[Dados armazenados]

/---

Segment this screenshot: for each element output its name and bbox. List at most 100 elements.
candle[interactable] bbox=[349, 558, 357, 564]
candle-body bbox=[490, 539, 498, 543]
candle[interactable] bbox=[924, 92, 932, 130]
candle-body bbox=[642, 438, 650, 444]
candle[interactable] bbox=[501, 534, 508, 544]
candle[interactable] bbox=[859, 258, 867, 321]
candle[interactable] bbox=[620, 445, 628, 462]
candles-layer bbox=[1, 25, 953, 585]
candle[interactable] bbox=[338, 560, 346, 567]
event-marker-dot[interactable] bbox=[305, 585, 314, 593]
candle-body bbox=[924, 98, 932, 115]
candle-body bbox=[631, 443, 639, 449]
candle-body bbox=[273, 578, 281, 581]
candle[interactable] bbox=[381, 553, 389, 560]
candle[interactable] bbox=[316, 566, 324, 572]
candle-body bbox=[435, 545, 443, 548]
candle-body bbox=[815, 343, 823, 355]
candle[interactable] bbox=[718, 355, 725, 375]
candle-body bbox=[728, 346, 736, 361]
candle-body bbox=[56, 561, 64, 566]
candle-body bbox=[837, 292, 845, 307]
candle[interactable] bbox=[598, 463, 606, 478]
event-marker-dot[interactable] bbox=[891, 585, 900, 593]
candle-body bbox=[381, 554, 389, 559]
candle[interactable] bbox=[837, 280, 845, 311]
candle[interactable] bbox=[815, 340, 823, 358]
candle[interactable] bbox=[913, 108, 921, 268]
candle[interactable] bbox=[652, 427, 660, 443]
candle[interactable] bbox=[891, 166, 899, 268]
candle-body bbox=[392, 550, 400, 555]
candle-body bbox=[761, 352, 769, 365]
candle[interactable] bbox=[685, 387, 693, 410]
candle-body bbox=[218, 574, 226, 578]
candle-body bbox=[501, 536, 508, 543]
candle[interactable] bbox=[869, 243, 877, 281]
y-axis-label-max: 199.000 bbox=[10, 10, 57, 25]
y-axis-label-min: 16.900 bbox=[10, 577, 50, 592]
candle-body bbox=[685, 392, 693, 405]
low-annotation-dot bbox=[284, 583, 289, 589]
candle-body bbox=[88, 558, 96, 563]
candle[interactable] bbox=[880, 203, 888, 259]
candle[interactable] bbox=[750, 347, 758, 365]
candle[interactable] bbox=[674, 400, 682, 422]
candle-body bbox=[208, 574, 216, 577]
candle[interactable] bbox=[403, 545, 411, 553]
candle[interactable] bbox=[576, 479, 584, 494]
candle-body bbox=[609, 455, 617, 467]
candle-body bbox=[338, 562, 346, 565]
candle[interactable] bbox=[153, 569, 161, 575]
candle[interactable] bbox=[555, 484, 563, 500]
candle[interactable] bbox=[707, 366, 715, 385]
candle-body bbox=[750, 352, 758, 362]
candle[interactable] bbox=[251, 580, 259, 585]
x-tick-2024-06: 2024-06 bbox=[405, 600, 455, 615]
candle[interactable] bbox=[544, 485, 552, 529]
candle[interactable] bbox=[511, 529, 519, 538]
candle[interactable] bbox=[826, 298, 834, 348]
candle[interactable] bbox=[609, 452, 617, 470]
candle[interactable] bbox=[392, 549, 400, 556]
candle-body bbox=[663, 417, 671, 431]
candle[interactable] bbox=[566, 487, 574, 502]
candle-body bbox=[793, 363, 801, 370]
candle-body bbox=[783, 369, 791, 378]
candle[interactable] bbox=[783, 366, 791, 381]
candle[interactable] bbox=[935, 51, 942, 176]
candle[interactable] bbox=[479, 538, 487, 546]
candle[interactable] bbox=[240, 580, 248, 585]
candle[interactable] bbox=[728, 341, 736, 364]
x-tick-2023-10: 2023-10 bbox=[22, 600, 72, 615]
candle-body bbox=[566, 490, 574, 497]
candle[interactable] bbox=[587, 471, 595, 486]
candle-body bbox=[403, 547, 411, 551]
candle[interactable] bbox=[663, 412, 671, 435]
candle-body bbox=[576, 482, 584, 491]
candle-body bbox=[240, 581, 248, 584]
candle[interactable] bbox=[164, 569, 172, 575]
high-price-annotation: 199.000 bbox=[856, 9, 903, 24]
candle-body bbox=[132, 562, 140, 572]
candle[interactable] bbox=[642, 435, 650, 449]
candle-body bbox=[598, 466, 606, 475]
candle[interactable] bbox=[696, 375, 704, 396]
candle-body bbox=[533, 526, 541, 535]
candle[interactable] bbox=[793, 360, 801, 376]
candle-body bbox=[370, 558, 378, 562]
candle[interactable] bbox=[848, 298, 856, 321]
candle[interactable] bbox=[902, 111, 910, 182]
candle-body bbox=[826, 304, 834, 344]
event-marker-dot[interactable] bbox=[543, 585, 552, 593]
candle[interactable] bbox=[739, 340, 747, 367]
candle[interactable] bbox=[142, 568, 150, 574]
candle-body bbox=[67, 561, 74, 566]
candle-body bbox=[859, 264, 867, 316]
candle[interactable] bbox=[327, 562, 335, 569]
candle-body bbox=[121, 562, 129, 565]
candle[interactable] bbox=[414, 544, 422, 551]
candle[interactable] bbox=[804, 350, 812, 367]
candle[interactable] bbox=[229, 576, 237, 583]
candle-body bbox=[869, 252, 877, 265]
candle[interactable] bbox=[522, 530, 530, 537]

\---

● INSTRUÇÕES E REQUISITOS: Repita integralmente todas as linhas acima, sem mudar nenhum caractere.

● RESPOSTA À TAREFA:
Segment this screenshot: for each element output its name and bbox. List at most 100 elements.
candle[interactable] bbox=[349, 558, 357, 564]
candle-body bbox=[490, 539, 498, 543]
candle[interactable] bbox=[924, 92, 932, 130]
candle-body bbox=[642, 438, 650, 444]
candle[interactable] bbox=[501, 534, 508, 544]
candle[interactable] bbox=[859, 258, 867, 321]
candle[interactable] bbox=[620, 445, 628, 462]
candles-layer bbox=[1, 25, 953, 585]
candle[interactable] bbox=[338, 560, 346, 567]
event-marker-dot[interactable] bbox=[305, 585, 314, 593]
candle-body bbox=[924, 98, 932, 115]
candle-body bbox=[631, 443, 639, 449]
candle-body bbox=[273, 578, 281, 581]
candle[interactable] bbox=[381, 553, 389, 560]
candle[interactable] bbox=[316, 566, 324, 572]
candle-body bbox=[435, 545, 443, 548]
candle-body bbox=[815, 343, 823, 355]
candle[interactable] bbox=[718, 355, 725, 375]
candle-body bbox=[728, 346, 736, 361]
candle-body bbox=[56, 561, 64, 566]
candle-body bbox=[837, 292, 845, 307]
candle[interactable] bbox=[598, 463, 606, 478]
event-marker-dot[interactable] bbox=[891, 585, 900, 593]
candle-body bbox=[381, 554, 389, 559]
candle[interactable] bbox=[837, 280, 845, 311]
candle[interactable] bbox=[815, 340, 823, 358]
candle[interactable] bbox=[913, 108, 921, 268]
candle[interactable] bbox=[652, 427, 660, 443]
candle[interactable] bbox=[891, 166, 899, 268]
candle-body bbox=[392, 550, 400, 555]
candle-body bbox=[761, 352, 769, 365]
candle[interactable] bbox=[685, 387, 693, 410]
candle-body bbox=[218, 574, 226, 578]
candle-body bbox=[501, 536, 508, 543]
candle[interactable] bbox=[869, 243, 877, 281]
y-axis-label-max: 199.000 bbox=[10, 10, 57, 25]
y-axis-label-min: 16.900 bbox=[10, 577, 50, 592]
candle-body bbox=[685, 392, 693, 405]
low-annotation-dot bbox=[284, 583, 289, 589]
candle-body bbox=[88, 558, 96, 563]
candle[interactable] bbox=[880, 203, 888, 259]
candle[interactable] bbox=[750, 347, 758, 365]
candle[interactable] bbox=[674, 400, 682, 422]
candle-body bbox=[208, 574, 216, 577]
candle[interactable] bbox=[403, 545, 411, 553]
candle[interactable] bbox=[576, 479, 584, 494]
candle-body bbox=[609, 455, 617, 467]
candle-body bbox=[338, 562, 346, 565]
candle[interactable] bbox=[153, 569, 161, 575]
candle[interactable] bbox=[555, 484, 563, 500]
candle[interactable] bbox=[707, 366, 715, 385]
candle-body bbox=[750, 352, 758, 362]
candle[interactable] bbox=[251, 580, 259, 585]
x-tick-2024-06: 2024-06 bbox=[405, 600, 455, 615]
candle[interactable] bbox=[544, 485, 552, 529]
candle[interactable] bbox=[511, 529, 519, 538]
candle[interactable] bbox=[826, 298, 834, 348]
candle[interactable] bbox=[609, 452, 617, 470]
candle[interactable] bbox=[392, 549, 400, 556]
candle-body bbox=[663, 417, 671, 431]
candle[interactable] bbox=[566, 487, 574, 502]
candle-body bbox=[793, 363, 801, 370]
candle-body bbox=[783, 369, 791, 378]
candle[interactable] bbox=[783, 366, 791, 381]
candle[interactable] bbox=[935, 51, 942, 176]
candle[interactable] bbox=[479, 538, 487, 546]
candle[interactable] bbox=[240, 580, 248, 585]
candle[interactable] bbox=[728, 341, 736, 364]
x-tick-2023-10: 2023-10 bbox=[22, 600, 72, 615]
candle-body bbox=[566, 490, 574, 497]
candle[interactable] bbox=[587, 471, 595, 486]
candle-body bbox=[403, 547, 411, 551]
candle[interactable] bbox=[663, 412, 671, 435]
candle-body bbox=[576, 482, 584, 491]
candle-body bbox=[240, 581, 248, 584]
candle[interactable] bbox=[164, 569, 172, 575]
high-price-annotation: 199.000 bbox=[856, 9, 903, 24]
candle-body bbox=[132, 562, 140, 572]
candle[interactable] bbox=[642, 435, 650, 449]
candle-body bbox=[598, 466, 606, 475]
candle[interactable] bbox=[696, 375, 704, 396]
candle-body bbox=[533, 526, 541, 535]
candle[interactable] bbox=[793, 360, 801, 376]
candle-body bbox=[370, 558, 378, 562]
candle[interactable] bbox=[848, 298, 856, 321]
candle[interactable] bbox=[902, 111, 910, 182]
candle-body bbox=[826, 304, 834, 344]
event-marker-dot[interactable] bbox=[543, 585, 552, 593]
candle[interactable] bbox=[739, 340, 747, 367]
candle[interactable] bbox=[142, 568, 150, 574]
candle-body bbox=[67, 561, 74, 566]
candle-body bbox=[859, 264, 867, 316]
candle[interactable] bbox=[327, 562, 335, 569]
candle-body bbox=[121, 562, 129, 565]
candle[interactable] bbox=[414, 544, 422, 551]
candle[interactable] bbox=[804, 350, 812, 367]
candle[interactable] bbox=[229, 576, 237, 583]
candle-body bbox=[869, 252, 877, 265]
candle[interactable] bbox=[522, 530, 530, 537]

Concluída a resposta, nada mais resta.